◆ **Exercise details**
In the LSTM notebook, can you condense the Task 1 paragraph starting "Implement a LSTM" into a single sentence that keeps both of its requirements?
-- START OF Quoted text --
#### **Task 1**
 - Implement a LSTM (LSTM() and/or LSTMCell()) from scratch
 - Implement a Convolutional LSTM (ConvLSTM() and/or ConvLSTMCell()) from scratch

In [None]:
import os
from tqdm import tqdm
import numpy as np
import matplotlib.pyplot as plt
import torch
import torch.nn as nn
import torch.nn.functional as F
import torchvision
from torchvision import datasets, models, transforms

In [None]:
class ConvLSTMCell(nn.Module):

    def __init__(self, input_size, hidden_size,kernel_size=3,padding=1, bias=True):
        """
        Initialize ConvLSTM cell.

        Parameters
        ----------
        input_size: int
            Number of channels of input tensor.
        hidden_size: int
            Number of channels of hidden state.
        kernel_size: (int, int)
-- END OF Quoted text --
-- START OF Excerpted records --
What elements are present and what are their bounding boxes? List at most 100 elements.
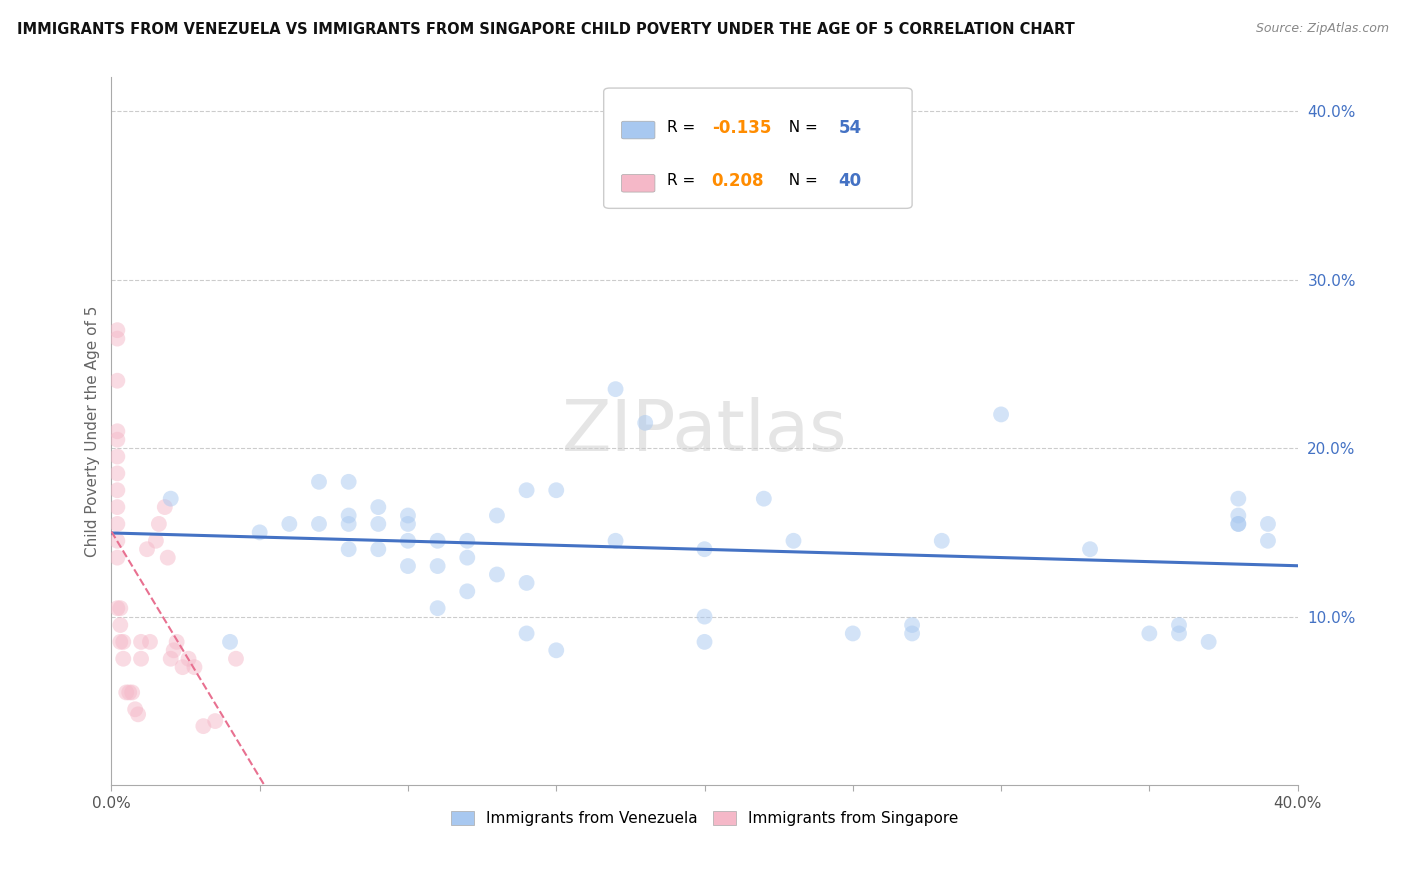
Text: 0.208: 0.208 — [711, 172, 763, 190]
Point — [172, 660, 194, 674]
Point — [901, 626, 924, 640]
Point — [516, 626, 538, 640]
Point — [105, 332, 128, 346]
Point — [105, 424, 128, 438]
Point — [308, 516, 330, 531]
Point — [516, 575, 538, 590]
Point — [485, 567, 508, 582]
Point — [456, 584, 478, 599]
Text: 40: 40 — [838, 172, 862, 190]
Point — [159, 651, 181, 665]
FancyBboxPatch shape — [603, 88, 912, 209]
Text: N =: N = — [779, 120, 823, 136]
Point — [1198, 635, 1220, 649]
Point — [396, 533, 419, 548]
Point — [605, 382, 627, 396]
Point — [105, 467, 128, 481]
Point — [105, 323, 128, 337]
Point — [110, 601, 132, 615]
Legend: Immigrants from Venezuela, Immigrants from Singapore: Immigrants from Venezuela, Immigrants fr… — [443, 804, 966, 834]
Point — [153, 500, 176, 514]
Point — [901, 618, 924, 632]
Point — [159, 491, 181, 506]
Point — [516, 483, 538, 498]
Point — [105, 374, 128, 388]
Point — [1257, 516, 1279, 531]
Point — [129, 651, 152, 665]
Point — [225, 651, 247, 665]
Point — [112, 635, 135, 649]
Point — [1168, 626, 1191, 640]
Point — [145, 533, 167, 548]
Point — [752, 491, 775, 506]
Point — [148, 516, 170, 531]
Text: -0.135: -0.135 — [711, 119, 770, 136]
Point — [337, 516, 360, 531]
Text: Source: ZipAtlas.com: Source: ZipAtlas.com — [1256, 22, 1389, 36]
Text: 54: 54 — [838, 119, 862, 136]
Point — [842, 626, 865, 640]
Point — [1257, 533, 1279, 548]
Point — [118, 685, 141, 699]
Point — [396, 508, 419, 523]
Text: R =: R = — [666, 120, 700, 136]
Point — [693, 609, 716, 624]
Point — [396, 516, 419, 531]
Point — [367, 500, 389, 514]
Point — [139, 635, 162, 649]
Point — [990, 408, 1012, 422]
Point — [219, 635, 242, 649]
Text: R =: R = — [666, 173, 700, 188]
Point — [1078, 542, 1101, 557]
Point — [1137, 626, 1160, 640]
Point — [121, 685, 143, 699]
Point — [105, 550, 128, 565]
Point — [1227, 516, 1250, 531]
Text: IMMIGRANTS FROM VENEZUELA VS IMMIGRANTS FROM SINGAPORE CHILD POVERTY UNDER THE A: IMMIGRANTS FROM VENEZUELA VS IMMIGRANTS … — [17, 22, 1074, 37]
Point — [426, 559, 449, 574]
Point — [931, 533, 953, 548]
Point — [693, 542, 716, 557]
Point — [183, 660, 205, 674]
Point — [105, 433, 128, 447]
Y-axis label: Child Poverty Under the Age of 5: Child Poverty Under the Age of 5 — [86, 306, 100, 557]
FancyBboxPatch shape — [621, 121, 655, 139]
Point — [110, 635, 132, 649]
Point — [105, 483, 128, 498]
Point — [782, 533, 804, 548]
Point — [634, 416, 657, 430]
Point — [546, 483, 568, 498]
FancyBboxPatch shape — [621, 175, 655, 192]
Text: N =: N = — [779, 173, 823, 188]
Point — [456, 550, 478, 565]
Point — [105, 601, 128, 615]
Point — [105, 450, 128, 464]
Point — [1168, 618, 1191, 632]
Point — [124, 702, 146, 716]
Point — [693, 635, 716, 649]
Point — [112, 651, 135, 665]
Point — [110, 618, 132, 632]
Point — [426, 601, 449, 615]
Point — [105, 516, 128, 531]
Point — [1227, 516, 1250, 531]
Text: ZIPatlas: ZIPatlas — [562, 397, 848, 466]
Point — [546, 643, 568, 657]
Point — [1227, 508, 1250, 523]
Point — [337, 475, 360, 489]
Point — [163, 643, 186, 657]
Point — [249, 525, 271, 540]
Point — [485, 508, 508, 523]
Point — [367, 542, 389, 557]
Point — [115, 685, 138, 699]
Point — [337, 542, 360, 557]
Point — [1227, 491, 1250, 506]
Point — [136, 542, 159, 557]
Point — [426, 533, 449, 548]
Point — [129, 635, 152, 649]
Point — [308, 475, 330, 489]
Point — [177, 651, 200, 665]
Point — [278, 516, 301, 531]
Point — [166, 635, 188, 649]
Point — [156, 550, 179, 565]
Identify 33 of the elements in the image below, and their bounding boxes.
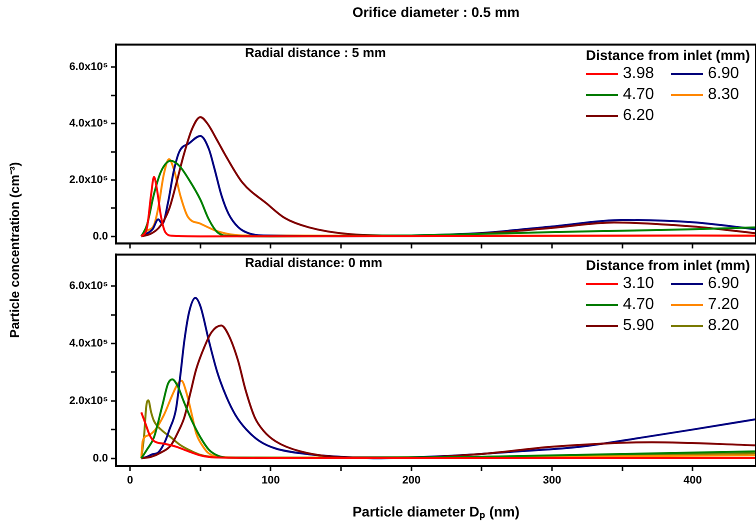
- x-tick-label: 400: [684, 474, 702, 487]
- legend-label: 4.70: [622, 296, 654, 314]
- legend-label: 7.20: [708, 296, 740, 314]
- x-tick-label: 0: [127, 474, 134, 487]
- legend-title: Distance from inlet (mm): [586, 47, 750, 63]
- y-tick-label: 6.0x10⁵: [69, 61, 108, 74]
- y-tick-label: 0.0: [92, 452, 108, 464]
- y-tick-label: 6.0x10⁵: [69, 280, 108, 292]
- legend-label: 4.70: [622, 86, 654, 104]
- x-tick-label: 300: [542, 474, 562, 487]
- legend-label: 6.20: [622, 106, 654, 124]
- chart-title: Orifice diameter : 0.5 mm: [351, 4, 521, 20]
- line-series: [140, 411, 756, 459]
- y-tick-label: 2.0x10⁵: [69, 394, 108, 407]
- y-tick-label: 4.0x10⁵: [69, 338, 108, 350]
- legend-label: 8.20: [708, 316, 740, 334]
- legend-title: Distance from inlet (mm): [586, 257, 750, 273]
- legend-label: 6.90: [708, 274, 740, 292]
- y-tick-label: 4.0x10⁵: [69, 118, 108, 130]
- annotation: Radial distance: 0 mm: [245, 255, 382, 270]
- legend-label: 8.30: [708, 86, 740, 104]
- legend-label: 3.98: [622, 64, 654, 82]
- x-tick-label: 200: [402, 474, 421, 487]
- x-tick-label: 100: [262, 474, 280, 487]
- y-axis-title: Particle concentration (cm⁻³): [6, 162, 23, 338]
- annotation: Radial distance : 5 mm: [245, 45, 386, 60]
- y-tick-label: 0.0: [92, 230, 108, 242]
- legend-label: 5.90: [622, 316, 654, 334]
- legend-label: 3.10: [622, 274, 654, 292]
- y-tick-label: 2.0x10⁵: [69, 174, 108, 186]
- line-series: [140, 176, 756, 238]
- x-axis-title: Particle diameter Dₚ (nm): [352, 503, 520, 520]
- legend-label: 6.90: [708, 64, 740, 82]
-- END OF Excerpted records --
◆ **Answer to the exercise**
Build both an LSTM (LSTM() and/or LSTMCell()) and a Convolutional LSTM (ConvLSTM() and/or ConvLSTMCell()) from scratch.